>>>
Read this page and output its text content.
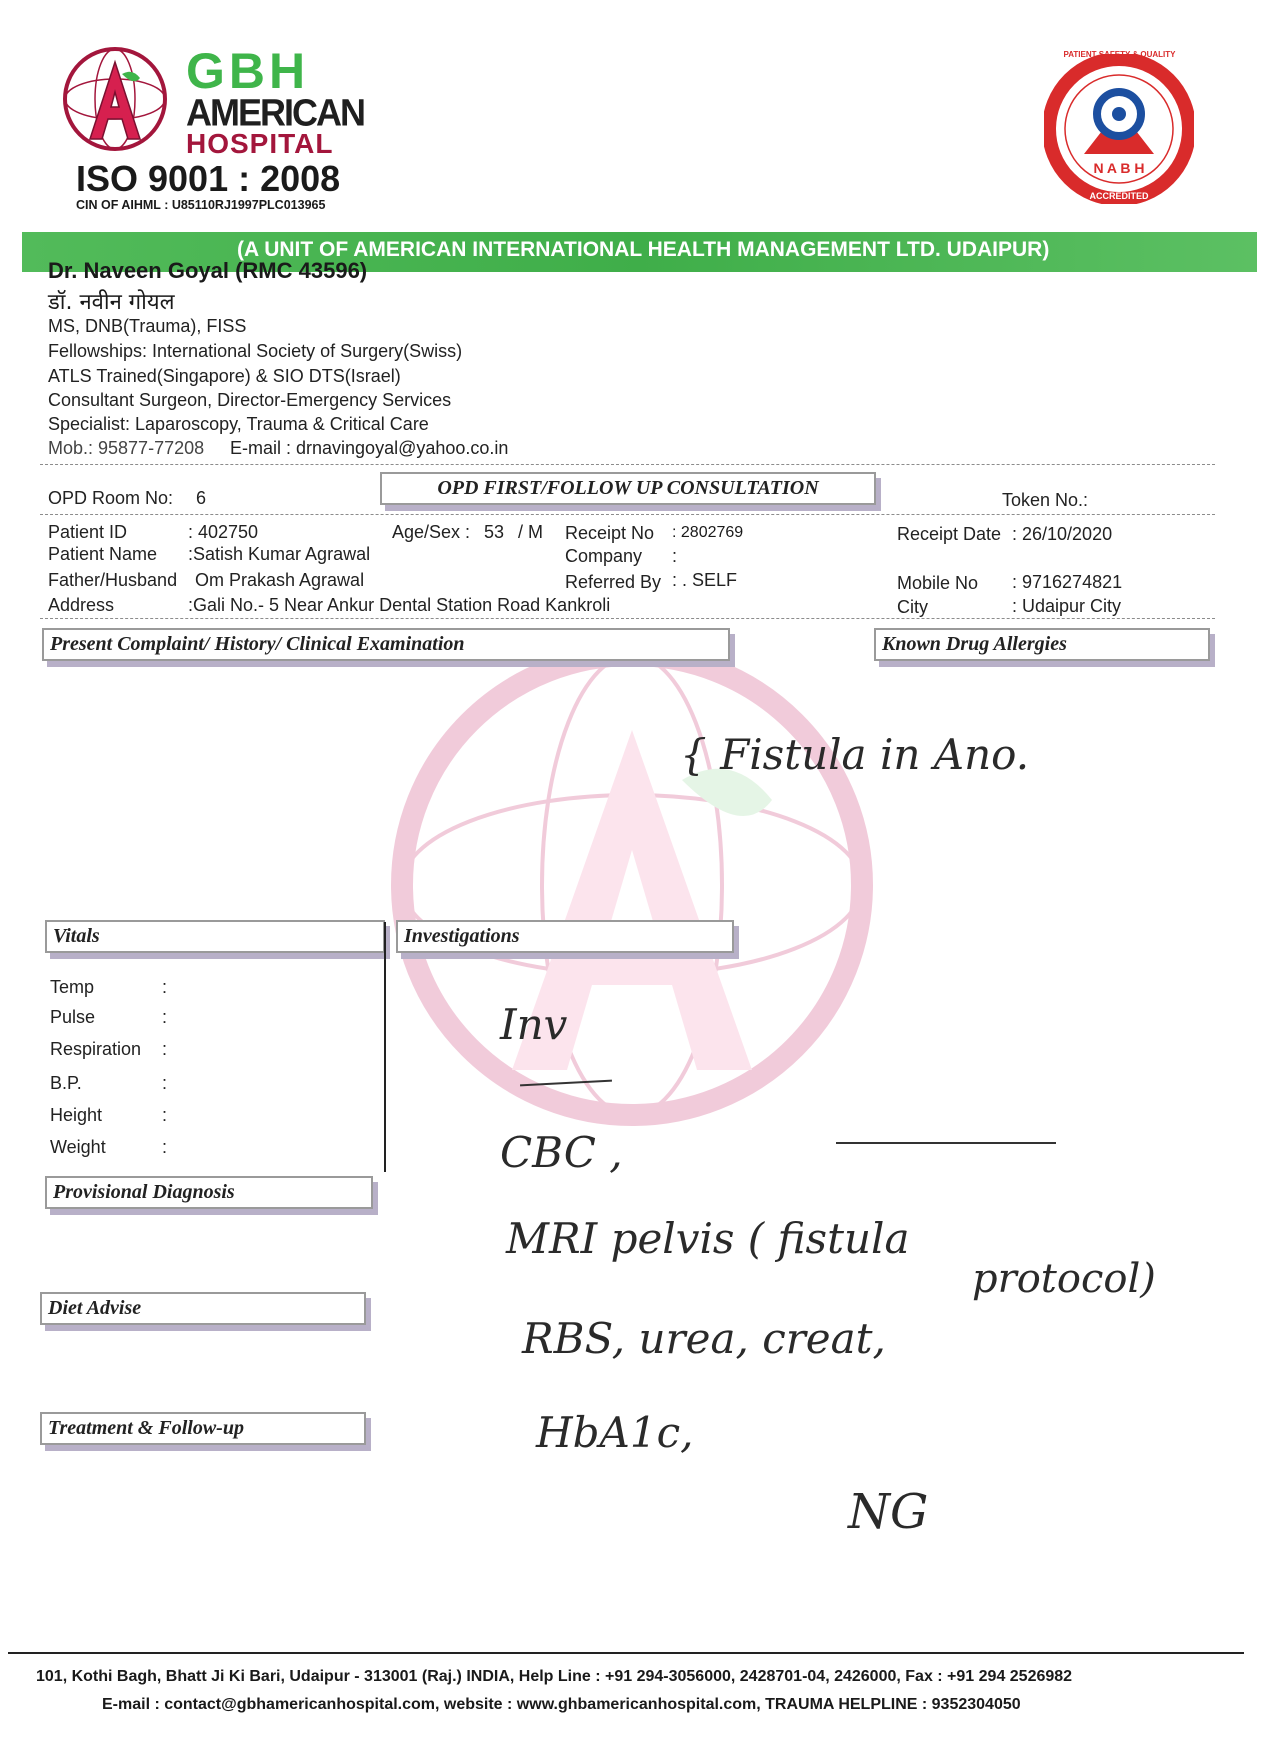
GBH
AMERICAN
HOSPITAL
ISO 9001 : 2008
CIN OF AIHML : U85110RJ1997PLC013965
PATIENT SAFETY & QUALITY OF CARE
N A B H
ACCREDITED
(A UNIT OF AMERICAN INTERNATIONAL HEALTH MANAGEMENT LTD. UDAIPUR)
Dr. Naveen Goyal (RMC 43596)
डॉ. नवीन गोयल
MS, DNB(Trauma), FISS
Fellowships: International Society of Surgery(Swiss)
ATLS Trained(Singapore) & SIO DTS(Israel)
Consultant Surgeon, Director-Emergency Services
Specialist: Laparoscopy, Trauma & Critical Care
Mob.: 95877-77208 E-mail : drnavingoyal@yahoo.co.in
OPD Room No: 6	OPD FIRST/FOLLOW UP CONSULTATION
Token No.:
Patient ID	: 402750
Patient Name :Satish Kumar Agrawal
Father/Husband Om Prakash Agrawal
Address	:Gali No.- 5 Near Ankur Dental Station Road Kankroli
Age/Sex : 53 / M Receipt No : 2802769
Company :
Referred By : . SELF
Receipt Date : 26/10/2020
Mobile No : 9716274821
City	: Udaipur City
Present Complaint/ History/ Clinical Examination	Known Drug Allergies
Vitals	Investigations
Temp	:
Pulse	:
Respiration :
B.P.	:
Height	:
Weight	:
Provisional Diagnosis
Diet Advise
Treatment & Follow-up
{ Fistula in Ano.
Inv
CBC ,
MRI pelvis ( fistula
protocol)
RBS, urea, creat,
HbA1c,
NG
101, Kothi Bagh, Bhatt Ji Ki Bari, Udaipur - 313001 (Raj.) INDIA, Help Line : +91 294-3056000, 2428701-04, 2426000, Fax : +91 294 2526982
E-mail : contact@gbhamericanhospital.com, website : www.ghbamericanhospital.com, TRAUMA HELPLINE : 9352304050
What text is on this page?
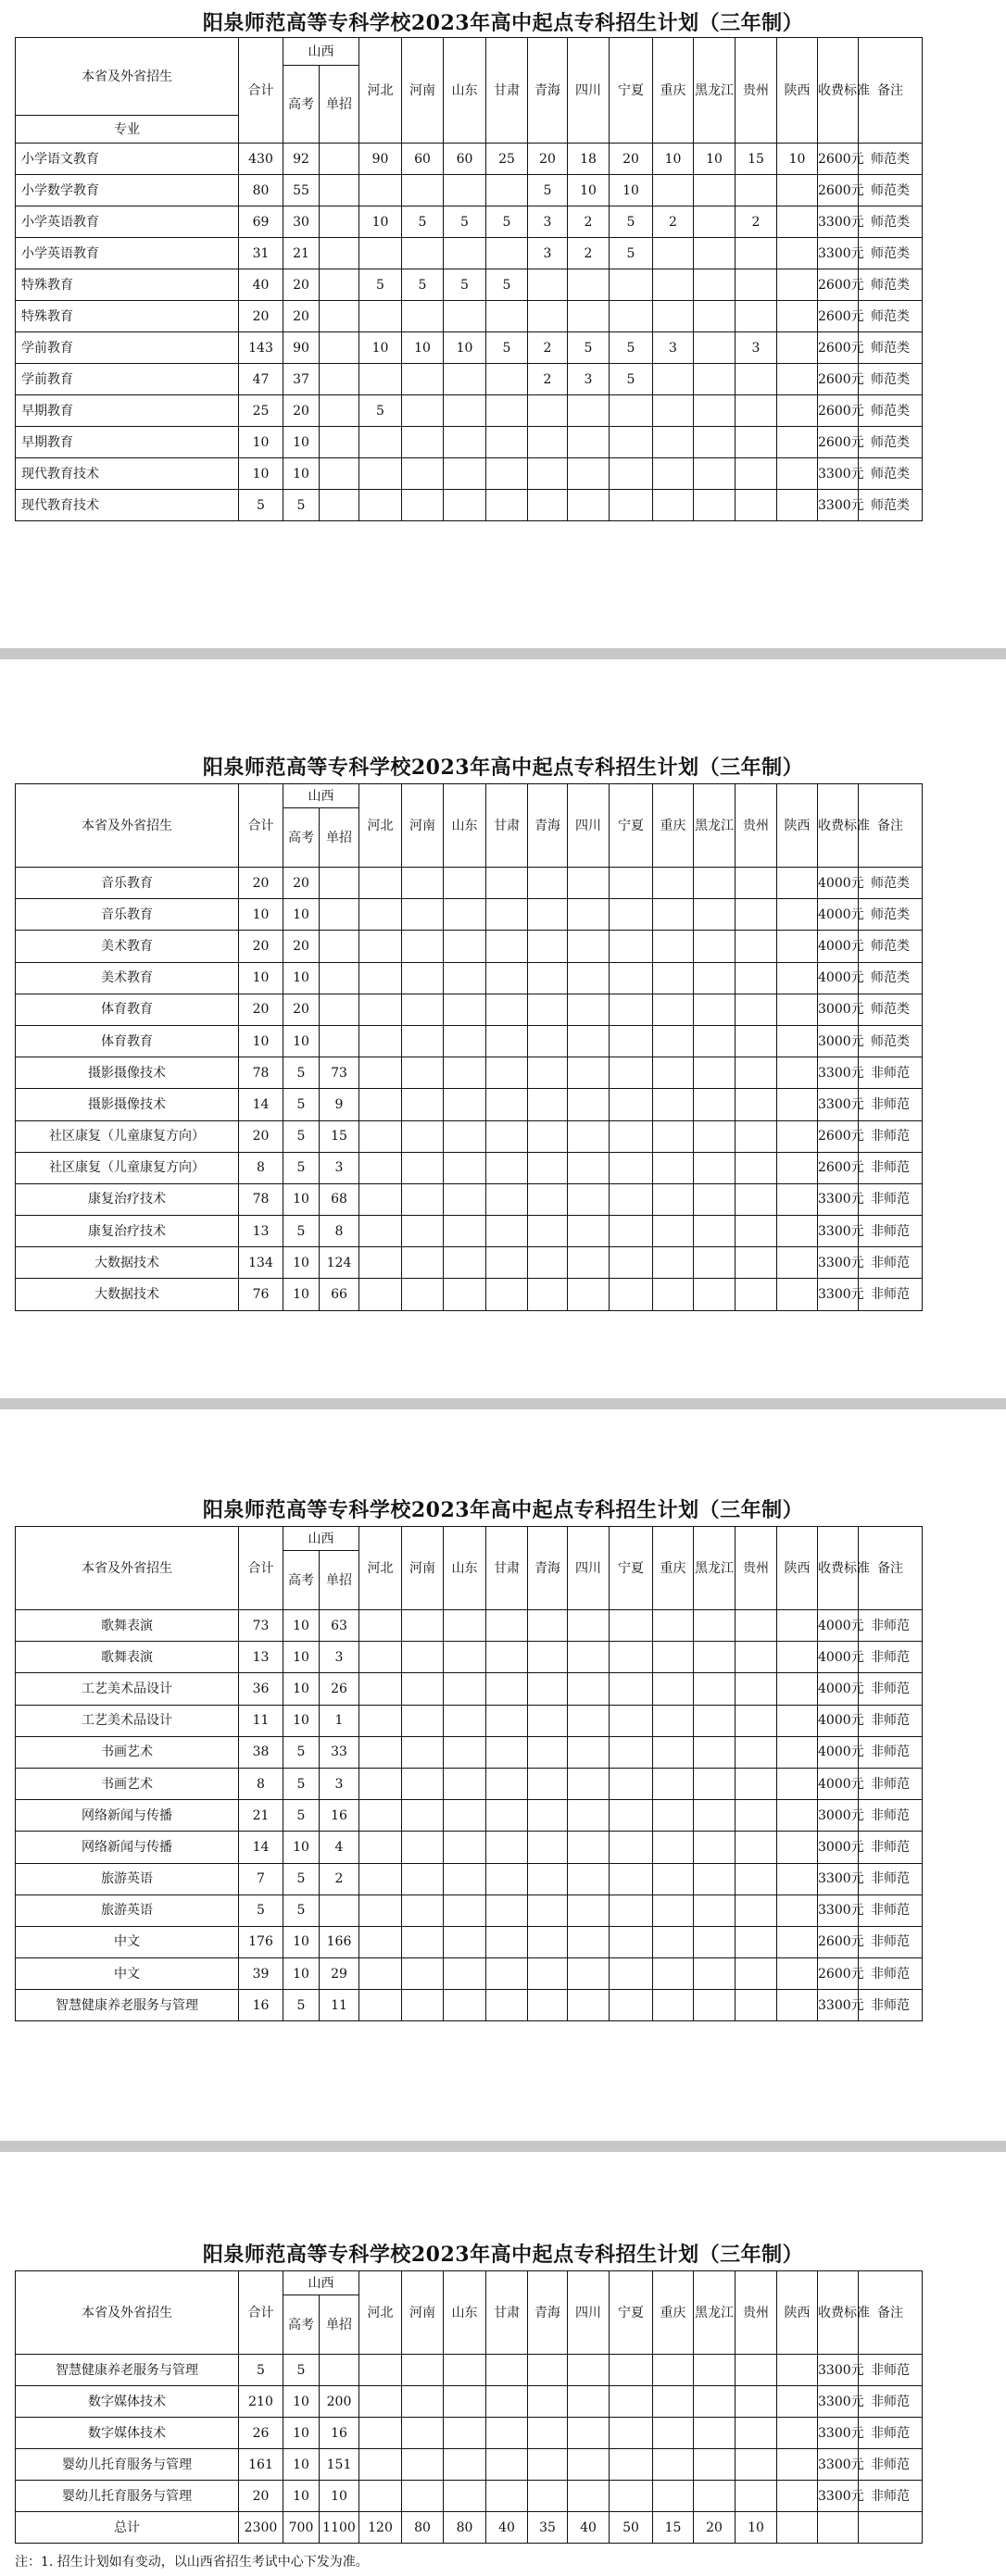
阳泉师范高等专科学校2023年高中起点专科招生计划（三年制）
本省及外省招生	合计	山西		河北	河南	山东	甘肃	青海	四川	宁夏	重庆	黑龙江	贵州	陕西	收费标准	备注
		高考	单招													
专业	
小学语文教育		430	92		90	60	60	25	20	18	20	10	10	15	10	2600元	师范类
小学数学教育		80	55						5	10	10					2600元	师范类
小学英语教育		69	30		10	5	5	5	3	2	5	2		2		3300元	师范类
小学英语教育		31	21						3	2	5					3300元	师范类
特殊教育		40	20		5	5	5	5								2600元	师范类
特殊教育		20	20													2600元	师范类
学前教育		143	90		10	10	10	5	2	5	5	3		3		2600元	师范类
学前教育		47	37						2	3	5					2600元	师范类
早期教育		25	20		5											2600元	师范类
早期教育		10	10													2600元	师范类
现代教育技术		10	10													3300元	师范类
现代教育技术		5	5													3300元	师范类
阳泉师范高等专科学校2023年高中起点专科招生计划（三年制）
本省及外省招生	合计	山西		河北	河南	山东	甘肃	青海	四川	宁夏	重庆	黑龙江	贵州	陕西	收费标准	备注
		高考	单招													

音乐教育		20	20													4000元	师范类
音乐教育		10	10													4000元	师范类
美术教育		20	20													4000元	师范类
美术教育		10	10													4000元	师范类
体育教育		20	20													3000元	师范类
体育教育		10	10													3000元	师范类
摄影摄像技术		78	5	73												3300元	非师范
摄影摄像技术		14	5	9												3300元	非师范
社区康复（儿童康复方向）		20	5	15												2600元	非师范
社区康复（儿童康复方向）		8	5	3												2600元	非师范
康复治疗技术		78	10	68												3300元	非师范
康复治疗技术		13	5	8												3300元	非师范
大数据技术		134	10	124												3300元	非师范
大数据技术		76	10	66												3300元	非师范
阳泉师范高等专科学校2023年高中起点专科招生计划（三年制）
本省及外省招生	合计	山西		河北	河南	山东	甘肃	青海	四川	宁夏	重庆	黑龙江	贵州	陕西	收费标准	备注
		高考	单招													

歌舞表演		73	10	63												4000元	非师范
歌舞表演		13	10	3												4000元	非师范
工艺美术品设计		36	10	26												4000元	非师范
工艺美术品设计		11	10	1												4000元	非师范
书画艺术		38	5	33												4000元	非师范
书画艺术		8	5	3												4000元	非师范
网络新闻与传播		21	5	16												3000元	非师范
网络新闻与传播		14	10	4												3000元	非师范
旅游英语		7	5	2												3300元	非师范
旅游英语		5	5													3300元	非师范
中文		176	10	166												2600元	非师范
中文		39	10	29												2600元	非师范
智慧健康养老服务与管理		16	5	11												3300元	非师范
阳泉师范高等专科学校2023年高中起点专科招生计划（三年制）
本省及外省招生	合计	山西		河北	河南	山东	甘肃	青海	四川	宁夏	重庆	黑龙江	贵州	陕西	收费标准	备注
		高考	单招													

智慧健康养老服务与管理		5	5													3300元	非师范
数字媒体技术		210	10	200												3300元	非师范
数字媒体技术		26	10	16												3300元	非师范
婴幼儿托育服务与管理		161	10	151												3300元	非师范
婴幼儿托育服务与管理		20	10	10												3300元	非师范
总计	2300	700	1100	120	80	80	40	35	40	50	15	20	10			
注：1. 招生计划如有变动，以山西省招生考试中心下发为准。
<<<
_AIM_:
Leaving out the pictures, repeat the data above exactly.

_SOLUTION TO THE EXERCISE_:
Read this page and output its text content.
GBH
AMERICAN
HOSPITAL
ISO 9001 : 2008
CIN OF AIHML : U85110RJ1997PLC013965
PATIENT SAFETY & QUALITY OF CARE
N A B H
ACCREDITED
(A UNIT OF AMERICAN INTERNATIONAL HEALTH MANAGEMENT LTD. UDAIPUR)
Dr. Naveen Goyal (RMC 43596)
डॉ. नवीन गोयल
MS, DNB(Trauma), FISS
Fellowships: International Society of Surgery(Swiss)
ATLS Trained(Singapore) & SIO DTS(Israel)
Consultant Surgeon, Director-Emergency Services
Specialist: Laparoscopy, Trauma & Critical Care
Mob.: 95877-77208 E-mail : drnavingoyal@yahoo.co.in
OPD Room No: 6	OPD FIRST/FOLLOW UP CONSULTATION
Token No.:
Patient ID	: 402750
Patient Name :Satish Kumar Agrawal
Father/Husband Om Prakash Agrawal
Address	:Gali No.- 5 Near Ankur Dental Station Road Kankroli
Age/Sex : 53 / M Receipt No : 2802769
Company :
Referred By : . SELF
Receipt Date : 26/10/2020
Mobile No : 9716274821
City	: Udaipur City
Present Complaint/ History/ Clinical Examination	Known Drug Allergies
Vitals	Investigations
Temp	:
Pulse	:
Respiration :
B.P.	:
Height	:
Weight	:
Provisional Diagnosis
Diet Advise
Treatment & Follow-up
{ Fistula in Ano.
Inv
CBC ,
MRI pelvis ( fistula
protocol)
RBS, urea, creat,
HbA1c,
NG
101, Kothi Bagh, Bhatt Ji Ki Bari, Udaipur - 313001 (Raj.) INDIA, Help Line : +91 294-3056000, 2428701-04, 2426000, Fax : +91 294 2526982
E-mail : contact@gbhamericanhospital.com, website : www.ghbamericanhospital.com, TRAUMA HELPLINE : 9352304050
What text is on this page?
阳泉师范高等专科学校2023年高中起点专科招生计划（三年制）
本省及外省招生	合计	山西		河北	河南	山东	甘肃	青海	四川	宁夏	重庆	黑龙江	贵州	陕西	收费标准	备注
		高考	单招													
专业	
小学语文教育		430	92		90	60	60	25	20	18	20	10	10	15	10	2600元	师范类
小学数学教育		80	55						5	10	10					2600元	师范类
小学英语教育		69	30		10	5	5	5	3	2	5	2		2		3300元	师范类
小学英语教育		31	21						3	2	5					3300元	师范类
特殊教育		40	20		5	5	5	5								2600元	师范类
特殊教育		20	20													2600元	师范类
学前教育		143	90		10	10	10	5	2	5	5	3		3		2600元	师范类
学前教育		47	37						2	3	5					2600元	师范类
早期教育		25	20		5											2600元	师范类
早期教育		10	10													2600元	师范类
现代教育技术		10	10													3300元	师范类
现代教育技术		5	5													3300元	师范类
阳泉师范高等专科学校2023年高中起点专科招生计划（三年制）
本省及外省招生	合计	山西		河北	河南	山东	甘肃	青海	四川	宁夏	重庆	黑龙江	贵州	陕西	收费标准	备注
		高考	单招													

音乐教育		20	20													4000元	师范类
音乐教育		10	10													4000元	师范类
美术教育		20	20													4000元	师范类
美术教育		10	10													4000元	师范类
体育教育		20	20													3000元	师范类
体育教育		10	10													3000元	师范类
摄影摄像技术		78	5	73												3300元	非师范
摄影摄像技术		14	5	9												3300元	非师范
社区康复（儿童康复方向）		20	5	15												2600元	非师范
社区康复（儿童康复方向）		8	5	3												2600元	非师范
康复治疗技术		78	10	68												3300元	非师范
康复治疗技术		13	5	8												3300元	非师范
大数据技术		134	10	124												3300元	非师范
大数据技术		76	10	66												3300元	非师范
阳泉师范高等专科学校2023年高中起点专科招生计划（三年制）
本省及外省招生	合计	山西		河北	河南	山东	甘肃	青海	四川	宁夏	重庆	黑龙江	贵州	陕西	收费标准	备注
		高考	单招													

歌舞表演		73	10	63												4000元	非师范
歌舞表演		13	10	3												4000元	非师范
工艺美术品设计		36	10	26												4000元	非师范
工艺美术品设计		11	10	1												4000元	非师范
书画艺术		38	5	33												4000元	非师范
书画艺术		8	5	3												4000元	非师范
网络新闻与传播		21	5	16												3000元	非师范
网络新闻与传播		14	10	4												3000元	非师范
旅游英语		7	5	2												3300元	非师范
旅游英语		5	5													3300元	非师范
中文		176	10	166												2600元	非师范
中文		39	10	29												2600元	非师范
智慧健康养老服务与管理		16	5	11												3300元	非师范
阳泉师范高等专科学校2023年高中起点专科招生计划（三年制）
本省及外省招生	合计	山西		河北	河南	山东	甘肃	青海	四川	宁夏	重庆	黑龙江	贵州	陕西	收费标准	备注
		高考	单招													

智慧健康养老服务与管理		5	5													3300元	非师范
数字媒体技术		210	10	200												3300元	非师范
数字媒体技术		26	10	16												3300元	非师范
婴幼儿托育服务与管理		161	10	151												3300元	非师范
婴幼儿托育服务与管理		20	10	10												3300元	非师范
总计	2300	700	1100	120	80	80	40	35	40	50	15	20	10			
注：1. 招生计划如有变动，以山西省招生考试中心下发为准。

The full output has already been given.